Community buy-in and cost certainty on major projects | GHD Insights

Building community trust for Australia’s infrastructure future

Social licence, public support and the projects that deliver
Authors: Luke Mortimer, Lauren Harding
Commuters walking through a crowded train station with motion blur

At a glance

Australia has an ambitious infrastructure pipeline ahead. These projects promise improved liveability, economic growth and long-term resilience. Yet one factor consistently shapes whether they move forward with confidence: community trust.


We see that trust does more than influence perception. It shapes how projects progress through planning, how governments support decisions and how communities respond over time. Public scepticism, political caution and long deliver horizons all come into play well before construction begins.


Community buy‑in is not a secondary consideration. It is critical to projects retaining momentum, attracting political confidence and progressing beyond planning. For large infrastructure projects, building trust early, and maintaining it over decades, is as important as technical delivery.

Australia has an ambitious infrastructure pipeline ahead. These projects promise improved liveability, economic growth and long-term resilience. Yet one factor consistently shapes whether they move forward with confidence: community trust.

Overcoming scepticism through transparency

Public sentiment on major projects is often mixed. Many Australians recognise the long-term benefits, yet uncertainty around timing, cost and delivery can shape early reactions. Many large-scale projects delivered over the recent infrastructure boom around the country offer examples of long-term community concerns, showing how these concerns surface early and remain visible.


We often see early project announcements centred on funding approvals and design development. At the same time, local communities begin asking practical questions about environmental impact, disruption and long-term change. Addressing community concerns early, and consistently, matters. Communities want clarity about what is confirmed, what is still being assessed and what is or isn’t negotiable regarding management of impacts. Without that transparency, uncertainty can give way to frustration.

→ LIST OF TASKS
[A] Answer these questions from the article on community trust in infrastructure:
(i) Who are the authors named?
(ii) What three things do the projects in the pipeline promise?
(iii) What practical questions do local communities begin asking about?
[B] Rewrite the part of the article on community trust in infrastructure that opens with the words containing "At a glance" and closes with "as technical delivery.", putting "pace" in place of "momentum".
[C] Write what comes next in the article on community trust in infrastructure, carrying on from its last sentence.
The listing further down is not needed for this work.

→ COLLECTED MATERIAL
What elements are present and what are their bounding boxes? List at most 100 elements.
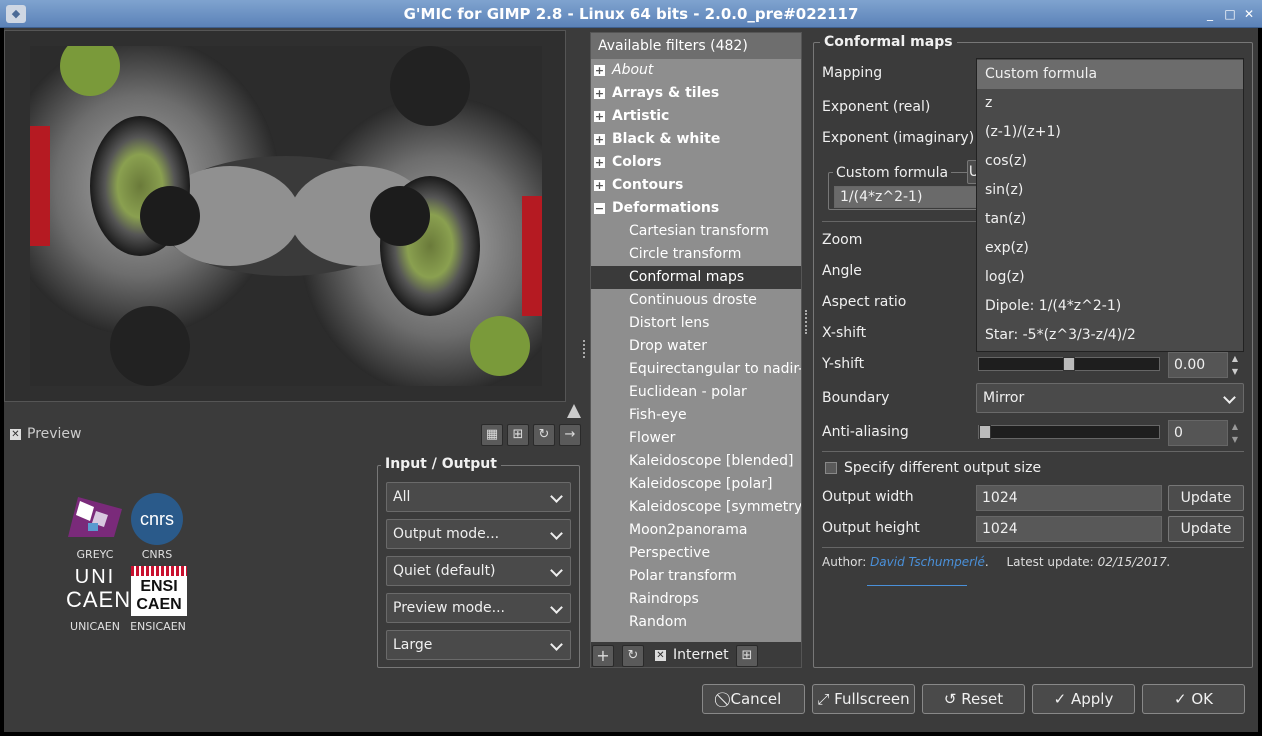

→ SOLVED PROBLEMS
[A]
(i) Luke Mortimer and Lauren Harding.
(ii) Improved liveability, economic growth and long-term resilience.
(iii) Environmental impact, disruption and long-term change.

[B]
At a glance

Australia has an ambitious infrastructure pipeline ahead. These projects promise improved liveability, economic growth and long-term resilience. Yet one factor consistently shapes whether they move forward with confidence: community trust.


We see that trust does more than influence perception. It shapes how projects progress through planning, how governments support decisions and how communities respond over time. Public scepticism, political caution and long deliver horizons all come into play well before construction begins.


Community buy‑in is not a secondary consideration. It is critical to projects retaining pace, attracting political confidence and progressing beyond planning. For large infrastructure projects, building trust early, and maintaining it over decades, is as important as technical delivery.

[C]
Clear and transparent communication does not remove complexity, but it can reduce speculation. It creates space for informed engagement rather than reactive debate, and it helps people understand how their input into today’s decisions help to shape long‑term outcomes.

Why community buy-in matters

Community buy‑in can determine whether a project progresses steadily or becomes difficult for decision makers to advance. Policy‑makers and project proponents are acutely aware that large infrastructure without community and stakeholder support risks stalling before it starts.


Research from Australia’s infrastructure sector continues to link community sentiment with the pace at which projects are developed. Community concerns that can impact project progression emerge in real time via online petitions and social media campaigns. If trust is low, resistance can escalate through public channels, shaping decision‑making and narrowing the options available to governments and agencies. In that environment, even well‑intentioned projects with major benefits can lose momentum.


The scale, visibility and duration of large-scale projects mean community perceptions formed early can persist for years. Building trust is not about securing agreement from everyone. It is about creating confidence that voices are heard, impacts are addressed, the benefits are shared with local communities, and decisions are shared where possible.

A strategy grounded in data and listening

Robust engagement approaches provide a stronger foundation for building trust. By merging demographic insight with social listening across media and online channels, project teams can identify emerging concerns early, often before they solidify into opposition.


This matters because many communities are already navigating multiple major infrastructure projects at once. The cumulative effect of disruption can amplify fatigue and frustration, even when individual projects are well‑intended. Without an understanding of these intersecting pressures, engagement efforts risk feeling disconnected from lived experience in local communities.


A data-led listening approach supports more proactive engagement by grounding decisions in evidence rather than assumption. By building a place-based view of community sentiment, it helps teams understand how concerns and expectations emerge and shift over time, informing more relevant and timely engagement responses.


At GHD, we support this approach through an internally developed tool called GHD Pulse, which brings together demographic insight and social listening to build a clearer picture of community sentiment. By analysing large volumes of publicly available data across media and online channels, GHD Pulse helps highlight emerging themes, concerns and areas of interest early in the project lifecycle unlike traditional engagement methods. This visibility supports more informed engagement planning and responsiveness, allowing teams to focus on the issues that matter to different communities and to respond with greater clarity and consistency.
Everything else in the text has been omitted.